Repeat the whole listing below, word for word.

Excerpted records:
## start
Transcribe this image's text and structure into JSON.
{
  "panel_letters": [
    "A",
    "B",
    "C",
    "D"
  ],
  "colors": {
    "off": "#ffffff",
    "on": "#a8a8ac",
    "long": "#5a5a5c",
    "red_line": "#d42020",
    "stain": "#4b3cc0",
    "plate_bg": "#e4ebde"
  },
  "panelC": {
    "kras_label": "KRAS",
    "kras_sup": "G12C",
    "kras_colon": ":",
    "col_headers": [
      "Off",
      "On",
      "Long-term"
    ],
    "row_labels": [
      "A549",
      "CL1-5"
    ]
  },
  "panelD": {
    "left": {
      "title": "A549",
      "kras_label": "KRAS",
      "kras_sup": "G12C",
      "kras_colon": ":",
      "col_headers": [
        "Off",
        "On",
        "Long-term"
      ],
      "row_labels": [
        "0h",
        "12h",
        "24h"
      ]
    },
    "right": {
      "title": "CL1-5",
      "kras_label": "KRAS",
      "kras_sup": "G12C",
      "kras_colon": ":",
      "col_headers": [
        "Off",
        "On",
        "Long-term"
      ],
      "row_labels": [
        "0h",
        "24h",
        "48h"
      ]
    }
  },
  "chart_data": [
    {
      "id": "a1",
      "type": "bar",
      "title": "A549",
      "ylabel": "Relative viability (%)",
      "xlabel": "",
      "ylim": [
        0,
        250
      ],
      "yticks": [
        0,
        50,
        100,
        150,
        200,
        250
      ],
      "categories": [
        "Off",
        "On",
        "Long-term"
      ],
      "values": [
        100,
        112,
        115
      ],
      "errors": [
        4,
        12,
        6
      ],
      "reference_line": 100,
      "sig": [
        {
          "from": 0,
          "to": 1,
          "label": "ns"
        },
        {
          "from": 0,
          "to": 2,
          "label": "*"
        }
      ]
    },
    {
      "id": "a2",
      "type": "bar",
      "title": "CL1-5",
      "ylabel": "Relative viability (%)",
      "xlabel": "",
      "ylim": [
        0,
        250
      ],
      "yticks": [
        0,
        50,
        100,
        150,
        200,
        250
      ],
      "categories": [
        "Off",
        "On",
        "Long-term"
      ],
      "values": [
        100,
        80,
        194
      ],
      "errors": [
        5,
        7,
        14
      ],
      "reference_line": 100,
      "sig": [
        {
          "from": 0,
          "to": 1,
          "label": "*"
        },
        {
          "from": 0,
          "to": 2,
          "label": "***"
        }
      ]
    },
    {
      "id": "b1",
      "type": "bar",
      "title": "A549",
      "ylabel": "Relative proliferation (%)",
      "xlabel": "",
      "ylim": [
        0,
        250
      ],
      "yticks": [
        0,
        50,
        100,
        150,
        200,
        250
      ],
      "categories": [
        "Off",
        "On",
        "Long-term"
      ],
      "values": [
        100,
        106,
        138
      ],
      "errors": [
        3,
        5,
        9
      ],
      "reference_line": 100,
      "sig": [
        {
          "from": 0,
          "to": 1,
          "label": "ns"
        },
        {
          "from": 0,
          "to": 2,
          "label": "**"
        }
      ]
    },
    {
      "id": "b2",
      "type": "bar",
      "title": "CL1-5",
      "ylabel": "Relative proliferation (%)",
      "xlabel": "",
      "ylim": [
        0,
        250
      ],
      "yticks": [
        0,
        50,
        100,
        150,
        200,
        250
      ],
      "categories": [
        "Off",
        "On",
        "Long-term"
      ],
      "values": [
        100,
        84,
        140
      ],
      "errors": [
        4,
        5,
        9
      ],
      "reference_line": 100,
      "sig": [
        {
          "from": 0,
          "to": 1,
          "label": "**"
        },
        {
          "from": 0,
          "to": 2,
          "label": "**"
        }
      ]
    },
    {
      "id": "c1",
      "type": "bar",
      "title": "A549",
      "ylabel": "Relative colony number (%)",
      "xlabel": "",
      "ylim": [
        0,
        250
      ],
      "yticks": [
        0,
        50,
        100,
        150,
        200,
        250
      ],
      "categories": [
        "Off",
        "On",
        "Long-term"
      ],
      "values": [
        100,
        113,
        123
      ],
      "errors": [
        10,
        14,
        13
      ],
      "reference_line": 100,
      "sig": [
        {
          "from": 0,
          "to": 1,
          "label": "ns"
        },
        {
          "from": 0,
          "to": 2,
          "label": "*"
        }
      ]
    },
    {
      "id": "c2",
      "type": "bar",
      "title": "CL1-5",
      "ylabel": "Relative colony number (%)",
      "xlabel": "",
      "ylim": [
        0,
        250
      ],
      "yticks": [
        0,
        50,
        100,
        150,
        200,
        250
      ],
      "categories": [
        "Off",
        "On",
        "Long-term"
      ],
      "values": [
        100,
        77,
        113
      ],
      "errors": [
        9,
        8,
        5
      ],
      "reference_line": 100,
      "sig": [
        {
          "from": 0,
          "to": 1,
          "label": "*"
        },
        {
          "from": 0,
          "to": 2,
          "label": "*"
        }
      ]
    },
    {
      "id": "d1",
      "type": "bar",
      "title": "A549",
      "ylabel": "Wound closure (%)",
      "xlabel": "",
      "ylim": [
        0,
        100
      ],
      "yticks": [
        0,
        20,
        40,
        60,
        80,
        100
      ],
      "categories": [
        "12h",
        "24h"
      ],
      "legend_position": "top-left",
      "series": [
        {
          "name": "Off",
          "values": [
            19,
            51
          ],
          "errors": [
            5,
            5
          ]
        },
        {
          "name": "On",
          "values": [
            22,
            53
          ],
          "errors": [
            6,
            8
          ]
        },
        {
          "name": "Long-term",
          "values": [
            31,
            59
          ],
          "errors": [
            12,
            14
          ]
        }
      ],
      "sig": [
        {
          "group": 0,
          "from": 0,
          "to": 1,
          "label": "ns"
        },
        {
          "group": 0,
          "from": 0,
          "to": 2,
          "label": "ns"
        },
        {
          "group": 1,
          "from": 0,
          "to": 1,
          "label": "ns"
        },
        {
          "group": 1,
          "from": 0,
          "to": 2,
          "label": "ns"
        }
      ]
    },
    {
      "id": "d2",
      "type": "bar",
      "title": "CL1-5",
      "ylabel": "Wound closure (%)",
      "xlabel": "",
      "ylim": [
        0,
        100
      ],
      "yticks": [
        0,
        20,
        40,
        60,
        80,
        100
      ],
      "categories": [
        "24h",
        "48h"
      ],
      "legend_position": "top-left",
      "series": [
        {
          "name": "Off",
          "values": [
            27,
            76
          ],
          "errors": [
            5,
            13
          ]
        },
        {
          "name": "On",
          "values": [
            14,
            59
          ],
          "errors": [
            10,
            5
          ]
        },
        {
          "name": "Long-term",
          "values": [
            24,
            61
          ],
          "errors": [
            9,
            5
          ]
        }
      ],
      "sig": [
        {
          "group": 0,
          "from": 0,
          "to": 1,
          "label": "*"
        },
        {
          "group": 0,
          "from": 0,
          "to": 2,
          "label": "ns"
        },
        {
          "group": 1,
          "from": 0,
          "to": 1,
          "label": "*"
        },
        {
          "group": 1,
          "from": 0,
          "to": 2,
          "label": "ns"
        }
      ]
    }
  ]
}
## end
Expected output:
Transcribe this image's text and structure into JSON.
{
  "panel_letters": [
    "A",
    "B",
    "C",
    "D"
  ],
  "colors": {
    "off": "#ffffff",
    "on": "#a8a8ac",
    "long": "#5a5a5c",
    "red_line": "#d42020",
    "stain": "#4b3cc0",
    "plate_bg": "#e4ebde"
  },
  "panelC": {
    "kras_label": "KRAS",
    "kras_sup": "G12C",
    "kras_colon": ":",
    "col_headers": [
      "Off",
      "On",
      "Long-term"
    ],
    "row_labels": [
      "A549",
      "CL1-5"
    ]
  },
  "panelD": {
    "left": {
      "title": "A549",
      "kras_label": "KRAS",
      "kras_sup": "G12C",
      "kras_colon": ":",
      "col_headers": [
        "Off",
        "On",
        "Long-term"
      ],
      "row_labels": [
        "0h",
        "12h",
        "24h"
      ]
    },
    "right": {
      "title": "CL1-5",
      "kras_label": "KRAS",
      "kras_sup": "G12C",
      "kras_colon": ":",
      "col_headers": [
        "Off",
        "On",
        "Long-term"
      ],
      "row_labels": [
        "0h",
        "24h",
        "48h"
      ]
    }
  },
  "chart_data": [
    {
      "id": "a1",
      "type": "bar",
      "title": "A549",
      "ylabel": "Relative viability (%)",
      "xlabel": "",
      "ylim": [
        0,
        250
      ],
      "yticks": [
        0,
        50,
        100,
        150,
        200,
        250
      ],
      "categories": [
        "Off",
        "On",
        "Long-term"
      ],
      "values": [
        100,
        112,
        115
      ],
      "errors": [
        4,
        12,
        6
      ],
      "reference_line": 100,
      "sig": [
        {
          "from": 0,
          "to": 1,
          "label": "ns"
        },
        {
          "from": 0,
          "to": 2,
          "label": "*"
        }
      ]
    },
    {
      "id": "a2",
      "type": "bar",
      "title": "CL1-5",
      "ylabel": "Relative viability (%)",
      "xlabel": "",
      "ylim": [
        0,
        250
      ],
      "yticks": [
        0,
        50,
        100,
        150,
        200,
        250
      ],
      "categories": [
        "Off",
        "On",
        "Long-term"
      ],
      "values": [
        100,
        80,
        194
      ],
      "errors": [
        5,
        7,
        14
      ],
      "reference_line": 100,
      "sig": [
        {
          "from": 0,
          "to": 1,
          "label": "*"
        },
        {
          "from": 0,
          "to": 2,
          "label": "***"
        }
      ]
    },
    {
      "id": "b1",
      "type": "bar",
      "title": "A549",
      "ylabel": "Relative proliferation (%)",
      "xlabel": "",
      "ylim": [
        0,
        250
      ],
      "yticks": [
        0,
        50,
        100,
        150,
        200,
        250
      ],
      "categories": [
        "Off",
        "On",
        "Long-term"
      ],
      "values": [
        100,
        106,
        138
      ],
      "errors": [
        3,
        5,
        9
      ],
      "reference_line": 100,
      "sig": [
        {
          "from": 0,
          "to": 1,
          "label": "ns"
        },
        {
          "from": 0,
          "to": 2,
          "label": "**"
        }
      ]
    },
    {
      "id": "b2",
      "type": "bar",
      "title": "CL1-5",
      "ylabel": "Relative proliferation (%)",
      "xlabel": "",
      "ylim": [
        0,
        250
      ],
      "yticks": [
        0,
        50,
        100,
        150,
        200,
        250
      ],
      "categories": [
        "Off",
        "On",
        "Long-term"
      ],
      "values": [
        100,
        84,
        140
      ],
      "errors": [
        4,
        5,
        9
      ],
      "reference_line": 100,
      "sig": [
        {
          "from": 0,
          "to": 1,
          "label": "**"
        },
        {
          "from": 0,
          "to": 2,
          "label": "**"
        }
      ]
    },
    {
      "id": "c1",
      "type": "bar",
      "title": "A549",
      "ylabel": "Relative colony number (%)",
      "xlabel": "",
      "ylim": [
        0,
        250
      ],
      "yticks": [
        0,
        50,
        100,
        150,
        200,
        250
      ],
      "categories": [
        "Off",
        "On",
        "Long-term"
      ],
      "values": [
        100,
        113,
        123
      ],
      "errors": [
        10,
        14,
        13
      ],
      "reference_line": 100,
      "sig": [
        {
          "from": 0,
          "to": 1,
          "label": "ns"
        },
        {
          "from": 0,
          "to": 2,
          "label": "*"
        }
      ]
    },
    {
      "id": "c2",
      "type": "bar",
      "title": "CL1-5",
      "ylabel": "Relative colony number (%)",
      "xlabel": "",
      "ylim": [
        0,
        250
      ],
      "yticks": [
        0,
        50,
        100,
        150,
        200,
        250
      ],
      "categories": [
        "Off",
        "On",
        "Long-term"
      ],
      "values": [
        100,
        77,
        113
      ],
      "errors": [
        9,
        8,
        5
      ],
      "reference_line": 100,
      "sig": [
        {
          "from": 0,
          "to": 1,
          "label": "*"
        },
        {
          "from": 0,
          "to": 2,
          "label": "*"
        }
      ]
    },
    {
      "id": "d1",
      "type": "bar",
      "title": "A549",
      "ylabel": "Wound closure (%)",
      "xlabel": "",
      "ylim": [
        0,
        100
      ],
      "yticks": [
        0,
        20,
        40,
        60,
        80,
        100
      ],
      "categories": [
        "12h",
        "24h"
      ],
      "legend_position": "top-left",
      "series": [
        {
          "name": "Off",
          "values": [
            19,
            51
          ],
          "errors": [
            5,
            5
          ]
        },
        {
          "name": "On",
          "values": [
            22,
            53
          ],
          "errors": [
            6,
            8
          ]
        },
        {
          "name": "Long-term",
          "values": [
            31,
            59
          ],
          "errors": [
            12,
            14
          ]
        }
      ],
      "sig": [
        {
          "group": 0,
          "from": 0,
          "to": 1,
          "label": "ns"
        },
        {
          "group": 0,
          "from": 0,
          "to": 2,
          "label": "ns"
        },
        {
          "group": 1,
          "from": 0,
          "to": 1,
          "label": "ns"
        },
        {
          "group": 1,
          "from": 0,
          "to": 2,
          "label": "ns"
        }
      ]
    },
    {
      "id": "d2",
      "type": "bar",
      "title": "CL1-5",
      "ylabel": "Wound closure (%)",
      "xlabel": "",
      "ylim": [
        0,
        100
      ],
      "yticks": [
        0,
        20,
        40,
        60,
        80,
        100
      ],
      "categories": [
        "24h",
        "48h"
      ],
      "legend_position": "top-left",
      "series": [
        {
          "name": "Off",
          "values": [
            27,
            76
          ],
          "errors": [
            5,
            13
          ]
        },
        {
          "name": "On",
          "values": [
            14,
            59
          ],
          "errors": [
            10,
            5
          ]
        },
        {
          "name": "Long-term",
          "values": [
            24,
            61
          ],
          "errors": [
            9,
            5
          ]
        }
      ],
      "sig": [
        {
          "group": 0,
          "from": 0,
          "to": 1,
          "label": "*"
        },
        {
          "group": 0,
          "from": 0,
          "to": 2,
          "label": "ns"
        },
        {
          "group": 1,
          "from": 0,
          "to": 1,
          "label": "*"
        },
        {
          "group": 1,
          "from": 0,
          "to": 2,
          "label": "ns"
        }
      ]
    }
  ]
}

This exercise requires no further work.